··· Given entries
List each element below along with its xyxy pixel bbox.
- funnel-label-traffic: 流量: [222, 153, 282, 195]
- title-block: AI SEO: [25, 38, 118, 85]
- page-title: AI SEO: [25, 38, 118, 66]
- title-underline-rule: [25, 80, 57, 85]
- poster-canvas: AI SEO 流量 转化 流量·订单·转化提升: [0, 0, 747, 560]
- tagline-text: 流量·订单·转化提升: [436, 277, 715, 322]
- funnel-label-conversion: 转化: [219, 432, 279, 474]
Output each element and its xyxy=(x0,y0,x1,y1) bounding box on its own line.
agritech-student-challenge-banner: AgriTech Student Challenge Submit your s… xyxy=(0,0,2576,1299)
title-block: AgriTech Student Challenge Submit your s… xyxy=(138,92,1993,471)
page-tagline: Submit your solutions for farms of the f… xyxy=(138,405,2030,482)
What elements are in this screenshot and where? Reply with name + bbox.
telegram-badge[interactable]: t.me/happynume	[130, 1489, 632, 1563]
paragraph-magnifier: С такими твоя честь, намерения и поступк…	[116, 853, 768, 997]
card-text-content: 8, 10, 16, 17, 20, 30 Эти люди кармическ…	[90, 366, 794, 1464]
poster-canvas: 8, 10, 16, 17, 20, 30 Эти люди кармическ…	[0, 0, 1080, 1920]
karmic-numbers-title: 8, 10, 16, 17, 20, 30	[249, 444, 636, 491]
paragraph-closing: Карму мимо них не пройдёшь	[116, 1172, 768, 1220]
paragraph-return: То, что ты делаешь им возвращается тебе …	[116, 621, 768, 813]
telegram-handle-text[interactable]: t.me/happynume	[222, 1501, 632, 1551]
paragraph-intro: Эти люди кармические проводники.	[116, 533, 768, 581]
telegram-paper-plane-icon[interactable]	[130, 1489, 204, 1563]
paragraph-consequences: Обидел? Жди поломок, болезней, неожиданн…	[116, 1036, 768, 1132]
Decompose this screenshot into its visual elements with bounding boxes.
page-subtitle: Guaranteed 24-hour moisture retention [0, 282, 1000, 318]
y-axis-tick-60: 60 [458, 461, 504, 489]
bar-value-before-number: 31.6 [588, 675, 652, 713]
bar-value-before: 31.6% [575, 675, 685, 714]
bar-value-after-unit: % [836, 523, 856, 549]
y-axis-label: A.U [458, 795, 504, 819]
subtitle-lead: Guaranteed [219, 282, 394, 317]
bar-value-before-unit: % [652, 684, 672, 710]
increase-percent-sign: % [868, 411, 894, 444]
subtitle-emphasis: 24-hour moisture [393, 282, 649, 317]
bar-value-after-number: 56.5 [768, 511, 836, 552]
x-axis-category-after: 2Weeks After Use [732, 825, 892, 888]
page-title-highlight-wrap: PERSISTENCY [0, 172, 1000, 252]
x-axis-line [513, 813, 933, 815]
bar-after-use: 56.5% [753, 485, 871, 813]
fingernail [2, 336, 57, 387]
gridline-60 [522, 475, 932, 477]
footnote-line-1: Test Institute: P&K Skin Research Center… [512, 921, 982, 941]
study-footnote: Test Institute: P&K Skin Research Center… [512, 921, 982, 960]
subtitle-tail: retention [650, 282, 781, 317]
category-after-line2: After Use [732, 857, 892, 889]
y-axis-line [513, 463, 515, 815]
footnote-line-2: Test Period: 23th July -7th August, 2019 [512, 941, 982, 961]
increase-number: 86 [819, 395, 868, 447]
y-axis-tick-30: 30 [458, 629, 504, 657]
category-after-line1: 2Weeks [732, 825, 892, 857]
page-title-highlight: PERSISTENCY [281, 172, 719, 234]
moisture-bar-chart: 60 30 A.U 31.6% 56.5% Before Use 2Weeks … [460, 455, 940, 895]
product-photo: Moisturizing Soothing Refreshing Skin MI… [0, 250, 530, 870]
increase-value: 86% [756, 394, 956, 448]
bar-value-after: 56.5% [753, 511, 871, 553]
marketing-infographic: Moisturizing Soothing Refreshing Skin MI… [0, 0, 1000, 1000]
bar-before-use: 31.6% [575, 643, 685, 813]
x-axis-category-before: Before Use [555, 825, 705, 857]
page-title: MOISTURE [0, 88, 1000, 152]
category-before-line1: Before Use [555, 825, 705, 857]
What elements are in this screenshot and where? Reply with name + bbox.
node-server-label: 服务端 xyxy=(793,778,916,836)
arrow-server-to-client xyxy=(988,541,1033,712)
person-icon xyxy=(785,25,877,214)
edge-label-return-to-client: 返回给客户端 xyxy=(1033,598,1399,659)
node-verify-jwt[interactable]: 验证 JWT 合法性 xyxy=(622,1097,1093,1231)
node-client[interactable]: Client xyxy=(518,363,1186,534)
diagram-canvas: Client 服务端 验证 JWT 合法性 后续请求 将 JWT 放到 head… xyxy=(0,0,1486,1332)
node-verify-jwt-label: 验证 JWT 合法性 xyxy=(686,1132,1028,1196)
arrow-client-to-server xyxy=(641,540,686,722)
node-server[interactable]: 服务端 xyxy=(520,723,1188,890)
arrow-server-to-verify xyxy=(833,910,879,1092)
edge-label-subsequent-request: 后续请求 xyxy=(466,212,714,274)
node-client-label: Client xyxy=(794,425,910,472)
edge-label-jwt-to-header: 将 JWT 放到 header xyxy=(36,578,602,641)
······
Could you recast every line of the data above as a JSON list of strings, one string per line, with blank lines left out?

[
  "List each element below along with its xyxy pixel bbox.",
  "- funnel-label-traffic: 流量: [222, 153, 282, 195]",
  "- title-block: AI SEO: [25, 38, 118, 85]",
  "- page-title: AI SEO: [25, 38, 118, 66]",
  "- title-underline-rule: [25, 80, 57, 85]",
  "- poster-canvas: AI SEO 流量 转化 流量·订单·转化提升: [0, 0, 747, 560]",
  "- tagline-text: 流量·订单·转化提升: [436, 277, 715, 322]",
  "- funnel-label-conversion: 转化: [219, 432, 279, 474]",
  "Output each element and its xyxy=(x0,y0,x1,y1) bounding box on its own line.",
  "agritech-student-challenge-banner: AgriTech Student Challenge Submit your s… xyxy=(0,0,2576,1299)",
  "title-block: AgriTech Student Challenge Submit your s… xyxy=(138,92,1993,471)",
  "page-tagline: Submit your solutions for farms of the f… xyxy=(138,405,2030,482)",
  "What elements are in this screenshot and where? Reply with name + bbox.",
  "telegram-badge[interactable]: t.me/happynume\t[130, 1489, 632, 1563]",
  "paragraph-magnifier: С такими твоя честь, намерения и поступк…\t[116, 853, 768, 997]",
  "card-text-content: 8, 10, 16, 17, 20, 30 Эти люди кармическ…\t[90, 366, 794, 1464]",
  "poster-canvas: 8, 10, 16, 17, 20, 30 Эти люди кармическ…\t[0, 0, 1080, 1920]",
  "karmic-numbers-title: 8, 10, 16, 17, 20, 30\t[249, 444, 636, 491]",
  "paragraph-closing: Карму мимо них не пройдёшь\t[116, 1172, 768, 1220]",
  "paragraph-return: То, что ты делаешь им возвращается тебе …\t[116, 621, 768, 813]",
  "telegram-handle-text[interactable]: t.me/happynume\t[222, 1501, 632, 1551]",
  "paragraph-intro: Эти люди кармические проводники.\t[116, 533, 768, 581]",
  "telegram-paper-plane-icon[interactable]\t[130, 1489, 204, 1563]",
  "paragraph-consequences: Обидел? Жди поломок, болезней, неожиданн…\t[116, 1036, 768, 1132]",
  "Decompose this screenshot into its visual elements with bounding boxes.",
  "page-subtitle: Guaranteed 24-hour moisture retention [0, 282, 1000, 318]",
  "y-axis-tick-60: 60 [458, 461, 504, 489]",
  "bar-value-before-number: 31.6 [588, 675, 652, 713]",
  "bar-value-before: 31.6% [575, 675, 685, 714]",
  "bar-value-after-unit: % [836, 523, 856, 549]",
  "y-axis-label: A.U [458, 795, 504, 819]",
  "subtitle-lead: Guaranteed [219, 282, 394, 317]",
  "bar-value-before-unit: % [652, 684, 672, 710]",
  "increase-percent-sign: % [868, 411, 894, 444]",
  "subtitle-emphasis: 24-hour moisture [393, 282, 649, 317]",
  "bar-value-after-number: 56.5 [768, 511, 836, 552]",
  "x-axis-category-after: 2Weeks After Use [732, 825, 892, 888]",
  "page-title-highlight-wrap: PERSISTENCY [0, 172, 1000, 252]",
  "x-axis-line [513, 813, 933, 815]",
  "bar-after-use: 56.5% [753, 485, 871, 813]",
  "fingernail [2, 336, 57, 387]",
  "gridline-60 [522, 475, 932, 477]",
  "footnote-line-1: Test Institute: P&K Skin Research Center… [512, 921, 982, 941]",
  "study-footnote: Test Institute: P&K Skin Research Center… [512, 921, 982, 960]",
  "subtitle-tail: retention [650, 282, 781, 317]",
  "category-after-line2: After Use [732, 857, 892, 889]",
  "y-axis-line [513, 463, 515, 815]",
  "footnote-line-2: Test Period: 23th July -7th August, 2019 [512, 941, 982, 961]",
  "increase-number: 86 [819, 395, 868, 447]",
  "y-axis-tick-30: 30 [458, 629, 504, 657]",
  "category-after-line1: 2Weeks [732, 825, 892, 857]",
  "page-title-highlight: PERSISTENCY [281, 172, 719, 234]",
  "moisture-bar-chart: 60 30 A.U 31.6% 56.5% Before Use 2Weeks … [460, 455, 940, 895]",
  "product-photo: Moisturizing Soothing Refreshing Skin MI… [0, 250, 530, 870]",
  "increase-value: 86% [756, 394, 956, 448]",
  "bar-value-after: 56.5% [753, 511, 871, 553]",
  "marketing-infographic: Moisturizing Soothing Refreshing Skin MI… [0, 0, 1000, 1000]",
  "bar-before-use: 31.6% [575, 643, 685, 813]",
  "x-axis-category-before: Before Use [555, 825, 705, 857]",
  "page-title: MOISTURE [0, 88, 1000, 152]",
  "category-before-line1: Before Use [555, 825, 705, 857]",
  "What elements are in this screenshot and where? Reply with name + bbox.",
  "node-server-label: 服务端 xyxy=(793,778,916,836)",
  "arrow-server-to-client xyxy=(988,541,1033,712)",
  "person-icon xyxy=(785,25,877,214)",
  "edge-label-return-to-client: 返回给客户端 xyxy=(1033,598,1399,659)",
  "node-verify-jwt[interactable]: 验证 JWT 合法性 xyxy=(622,1097,1093,1231)",
  "node-client[interactable]: Client xyxy=(518,363,1186,534)",
  "diagram-canvas: Client 服务端 验证 JWT 合法性 后续请求 将 JWT 放到 head… xyxy=(0,0,1486,1332)",
  "node-verify-jwt-label: 验证 JWT 合法性 xyxy=(686,1132,1028,1196)",
  "arrow-client-to-server xyxy=(641,540,686,722)",
  "node-server[interactable]: 服务端 xyxy=(520,723,1188,890)",
  "arrow-server-to-verify xyxy=(833,910,879,1092)",
  "edge-label-subsequent-request: 后续请求 xyxy=(466,212,714,274)",
  "node-client-label: Client xyxy=(794,425,910,472)",
  "edge-label-jwt-to-header: 将 JWT 放到 header xyxy=(36,578,602,641)"
]